# REQUIRED WORK:
List each line of the data that holds the word "structured".

# EXTRACTED RECORDS:
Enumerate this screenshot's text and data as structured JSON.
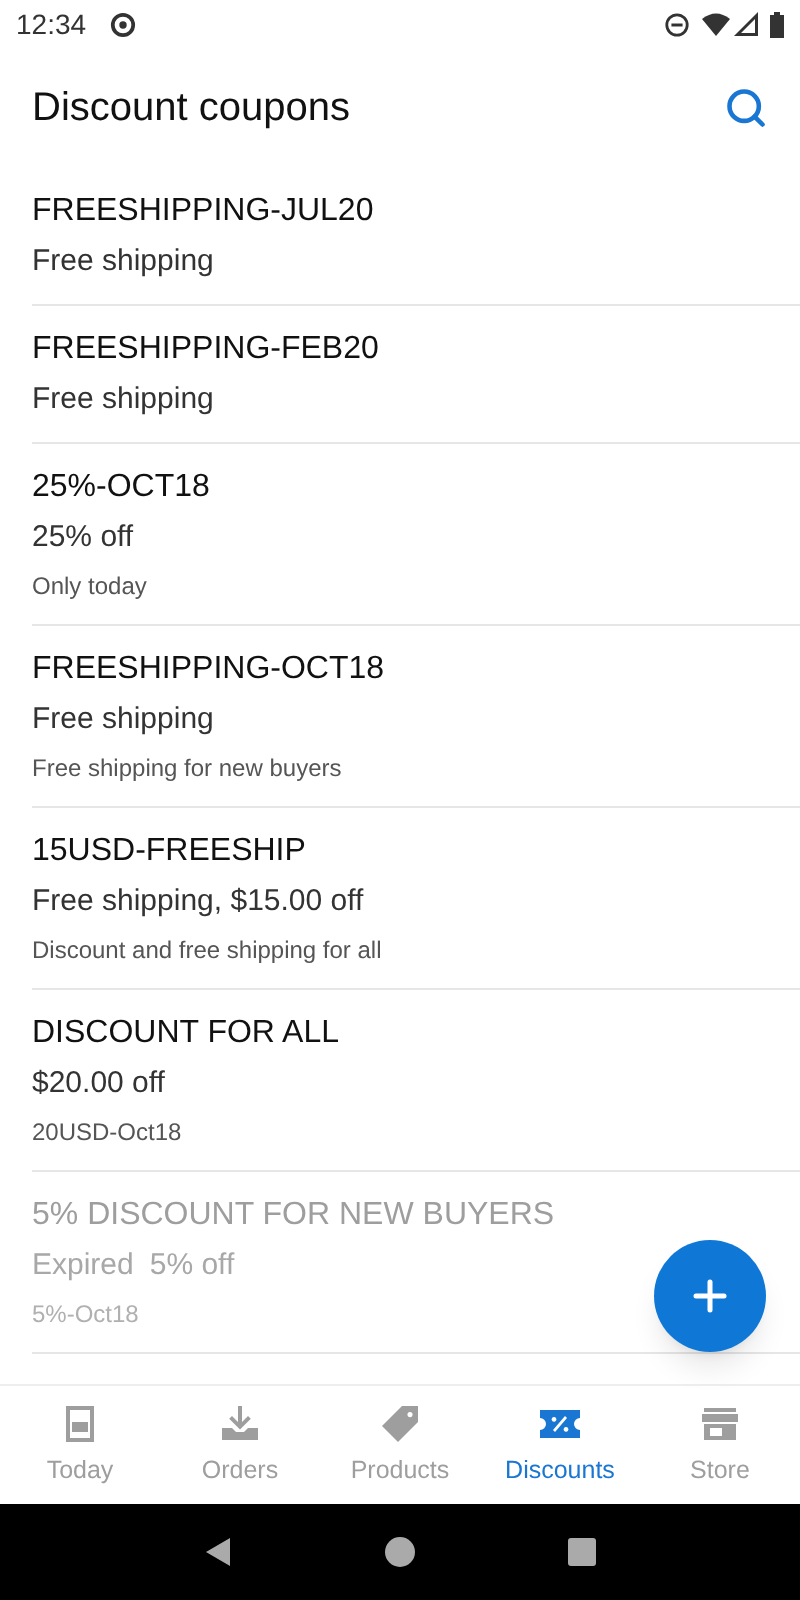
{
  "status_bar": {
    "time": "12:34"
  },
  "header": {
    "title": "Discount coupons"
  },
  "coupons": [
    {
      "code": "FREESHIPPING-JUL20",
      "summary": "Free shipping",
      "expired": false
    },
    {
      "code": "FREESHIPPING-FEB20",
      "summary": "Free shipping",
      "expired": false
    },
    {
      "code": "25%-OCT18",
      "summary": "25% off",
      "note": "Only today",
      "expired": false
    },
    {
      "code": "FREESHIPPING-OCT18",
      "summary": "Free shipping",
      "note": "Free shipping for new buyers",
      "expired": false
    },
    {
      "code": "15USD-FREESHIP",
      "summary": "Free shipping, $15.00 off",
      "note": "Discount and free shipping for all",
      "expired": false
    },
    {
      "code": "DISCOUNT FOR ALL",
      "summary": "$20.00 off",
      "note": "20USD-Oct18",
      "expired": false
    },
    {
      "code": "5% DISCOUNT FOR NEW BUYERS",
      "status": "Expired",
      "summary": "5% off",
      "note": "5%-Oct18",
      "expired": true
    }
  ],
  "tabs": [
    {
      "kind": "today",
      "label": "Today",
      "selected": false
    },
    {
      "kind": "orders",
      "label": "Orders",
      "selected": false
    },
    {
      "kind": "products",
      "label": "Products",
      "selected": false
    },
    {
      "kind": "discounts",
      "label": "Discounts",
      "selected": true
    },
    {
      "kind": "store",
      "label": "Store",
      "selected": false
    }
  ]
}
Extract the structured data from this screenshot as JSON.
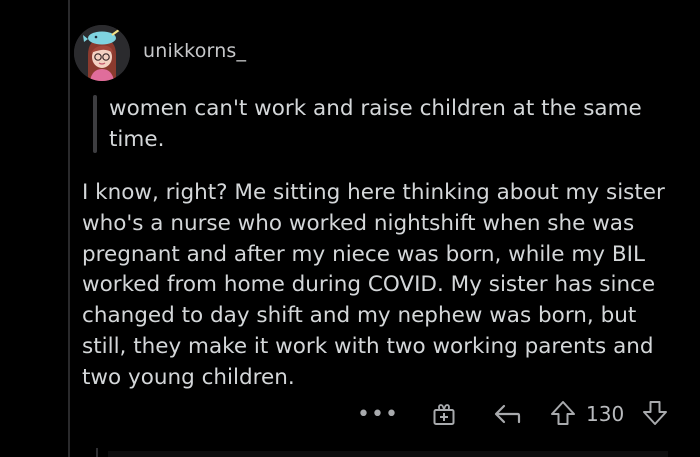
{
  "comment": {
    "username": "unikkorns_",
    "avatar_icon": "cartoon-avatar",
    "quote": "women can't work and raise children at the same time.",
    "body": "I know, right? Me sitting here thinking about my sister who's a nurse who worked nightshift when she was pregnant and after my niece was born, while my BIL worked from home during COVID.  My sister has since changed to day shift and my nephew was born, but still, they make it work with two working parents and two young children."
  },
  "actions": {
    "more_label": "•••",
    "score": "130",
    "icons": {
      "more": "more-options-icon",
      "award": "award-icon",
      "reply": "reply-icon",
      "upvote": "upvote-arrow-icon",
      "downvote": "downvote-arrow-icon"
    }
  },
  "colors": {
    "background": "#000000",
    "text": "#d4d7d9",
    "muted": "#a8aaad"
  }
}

# CORRECT OUTPUT:
Enumerate this screenshot's text and data as structured JSON.
Extract the structured data from this screenshot as JSON.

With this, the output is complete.